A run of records
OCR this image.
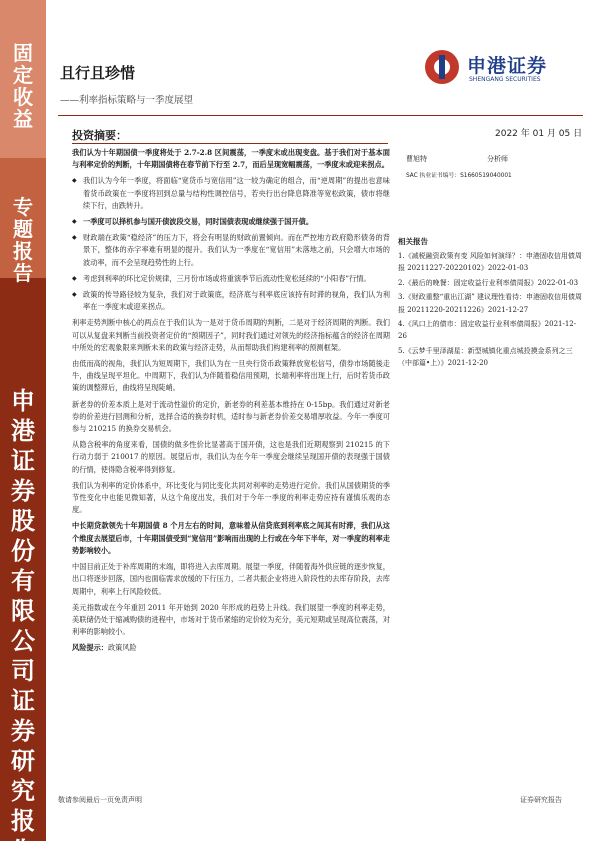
固
定
收
益
专
题
报
告
申
港
证
券
股
份
有
限
公
司
证
券
研
究
报
告
且行且珍惜
——利率指标策略与一季度展望
申港证券
SHENGANG SECURITIES
投资摘要：

我们认为十年期国债一季度将处于 2.7-2.8 区间震荡，一季度末或出现变盘。基于我们对于基本面与利率定价的判断，十年期国债将在春节前下行至 2.7，而后呈现宽幅震荡，一季度末或迎来拐点。

◆ 我们认为今年一季度，将面临“宽货币与宽信用”这一较为确定的组合，而“逆周期”的提出也意味着货币政策在一季度将回到总量与结构性调控信号，若央行出台降息降准等宽松政策，债市将继续下行，由跌转升。

◆ 一季度可以择机参与国开债波段交易，同时国债表现或继续强于国开债。

◆ 财政端在政策“稳经济”的压力下，将会有明显的财政前置倾向。而在严控地方政府隐形债务的背景下，整体的赤字率难有明显的提升。我们认为一季度在“宽信用”未落地之前，只会增大市场的波动率，而不会呈现趋势性的上行。

◆ 考虑到利率的环比定价规律，三月份市场或将重演季节后流动性宽松延续的“小阳春”行情。

◆ 政策的传导路径较为复杂，我们对于政策底，经济底与利率底应该持有时滞的视角，我们认为利率在一季度末或迎来拐点。

利率走势判断中核心的两点在于我们认为一是对于货币周期的判断，二是对于经济周期的判断。我们可以从复盘来判断当前投资者定价的“预期因子”，同时我们通过对领先的经济指标蕴含的经济在周期中所处的宏观象限来判断未来的政策与经济走势，从而帮助我们构建利率的预测框架。

由低而高的视角，我们认为短周期下，我们认为在一旦央行货币政策释放宽松信号，债券市场随後走牛，曲线呈现平坦化。中周期下，我们认为伴随着稳信用预期，长端利率将出现上行，后时若货币政策的调整滞后，曲线将呈现陡峭。

新老券的价差本质上是对于流动性溢价的定价，新老券的利差基本维持在 0-15bp。我们通过对新老券的价差进行回测和分析，选择合适的换券时机，适时参与新老券价差交易增厚收益。今年一季度可参与 210215 的换券交易机会。

从隐含税率的角度来看，国债的做多性价比显著高于国开债，这也是我们近期观察到 210215 的下行动力弱于 210017 的原因。展望后市，我们认为在今年一季度会继续呈现国开债的表现强于国债的行情，使得隐含税率得到修复。

我们认为利率的定价体系中，环比变化与同比变化共同对利率的走势进行定价。我们从国债期货的季节性变化中也能见微知著，从这个角度出发，我们对于今年一季度的利率走势应持有谨慎乐观的态度。

中长期贷款领先十年期国债 8 个月左右的时间，意味着从信贷底到利率底之间其有时滞，我们从这个维度去展望后市，十年期国债受到“宽信用”影响而出现的上行或在今年下半年，对一季度的利率走势影响较小。

中国目前正处于补库周期的末端，即将进入去库周期。展望一季度，伴随着海外供应链的逐步恢复，出口将逐步回落，国内也面临需求放缓的下行压力，二者共振企业将进入阶段性的去库存阶段，去库周期中，利率上行风险较低。

美元指数或在今年重回 2011 年开始到 2020 年形成的趋势上升线。我们展望一季度的利率走势，美联储仍处于缩减购债的进程中，市场对于货币紧缩的定价较为充分，美元短期或呈现高位震荡，对利率的影响较小。

风险提示：政策风险

2022 年 01 月 05 日
曹旭特	分析师
SAC 执业证书编号：S1660519040001
相关报告
1.《减税融资政策有变 风险如何演绎？：申港固收信用债周报 20211227-20220102》2022-01-03
2.《最后的晚餐：固定收益行业利率债周报》2022-01-03
3.《财政重整“重出江湖” 建议理性看待：申港固收信用债周报 20211220-20211226》2021-12-27
4.《风口上的债市：固定收益行业利率债周报》2021-12-26
5.《云梦千里泽湖星：新型城镇化重点城投摸金系列之三（中部篇•上）》2021-12-20
敬请参阅最后一页免责声明	证券研究报告
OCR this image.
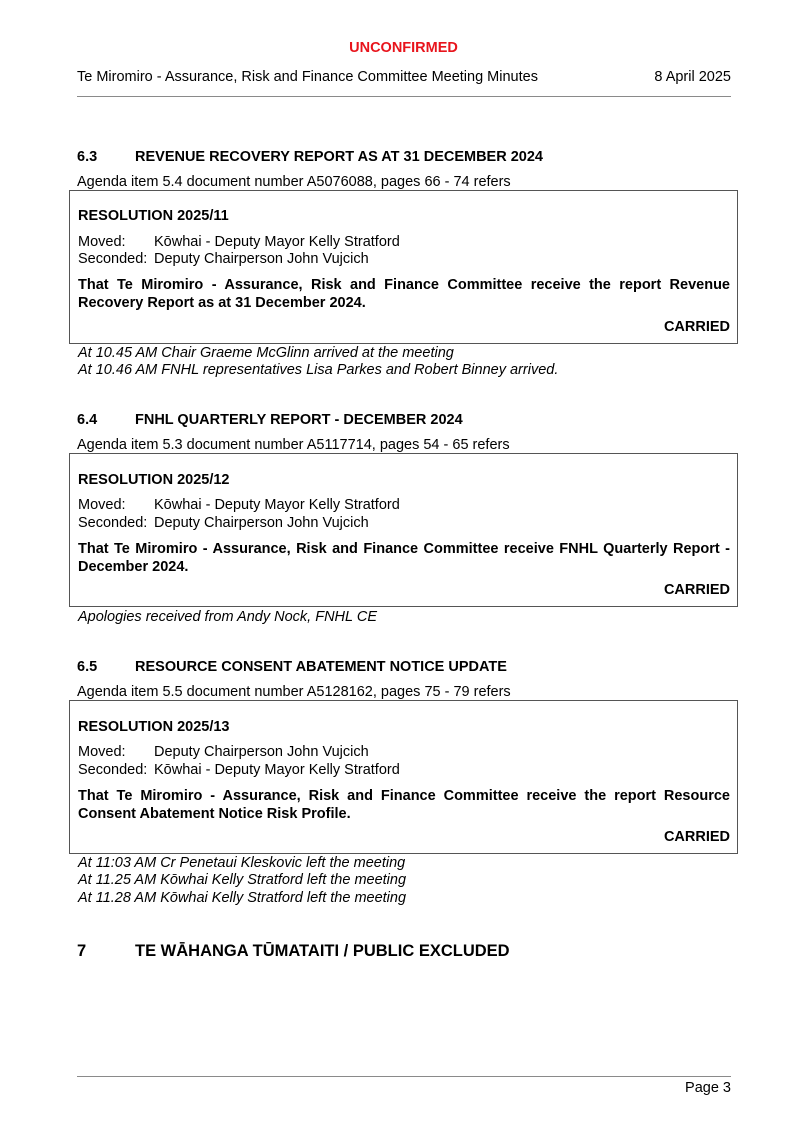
UNCONFIRMED
Te Miromiro - Assurance, Risk and Finance Committee Meeting Minutes	8 April 2025
6.3	REVENUE RECOVERY REPORT AS AT 31 DECEMBER 2024
Agenda item 5.4 document number A5076088, pages 66 - 74 refers
RESOLUTION 2025/11
Moved: Kōwhai - Deputy Mayor Kelly Stratford
Seconded: Deputy Chairperson John Vujcich
That Te Miromiro - Assurance, Risk and Finance Committee receive the report Revenue Recovery Report as at 31 December 2024.
CARRIED
At 10.45 AM Chair Graeme McGlinn arrived at the meeting
At 10.46 AM FNHL representatives Lisa Parkes and Robert Binney arrived.
6.4	FNHL QUARTERLY REPORT - DECEMBER 2024
Agenda item 5.3 document number A5117714, pages 54 - 65 refers
RESOLUTION 2025/12
Moved: Kōwhai - Deputy Mayor Kelly Stratford
Seconded: Deputy Chairperson John Vujcich
That Te Miromiro - Assurance, Risk and Finance Committee receive FNHL Quarterly Report - December 2024.
CARRIED
Apologies received from Andy Nock, FNHL CE
6.5	RESOURCE CONSENT ABATEMENT NOTICE UPDATE
Agenda item 5.5 document number A5128162, pages 75 - 79 refers
RESOLUTION 2025/13
Moved: Deputy Chairperson John Vujcich
Seconded: Kōwhai - Deputy Mayor Kelly Stratford
That Te Miromiro - Assurance, Risk and Finance Committee receive the report Resource Consent Abatement Notice Risk Profile.
CARRIED
At 11:03 AM Cr Penetaui Kleskovic left the meeting
At 11.25 AM Kōwhai Kelly Stratford left the meeting
At 11.28 AM Kōwhai Kelly Stratford left the meeting
7	TE WĀHANGA TŪMATAITI / PUBLIC EXCLUDED
Page 3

To be done
Indicate how many lines of the material include the word "RESOLUTION"; the number alone is required.

Final result
3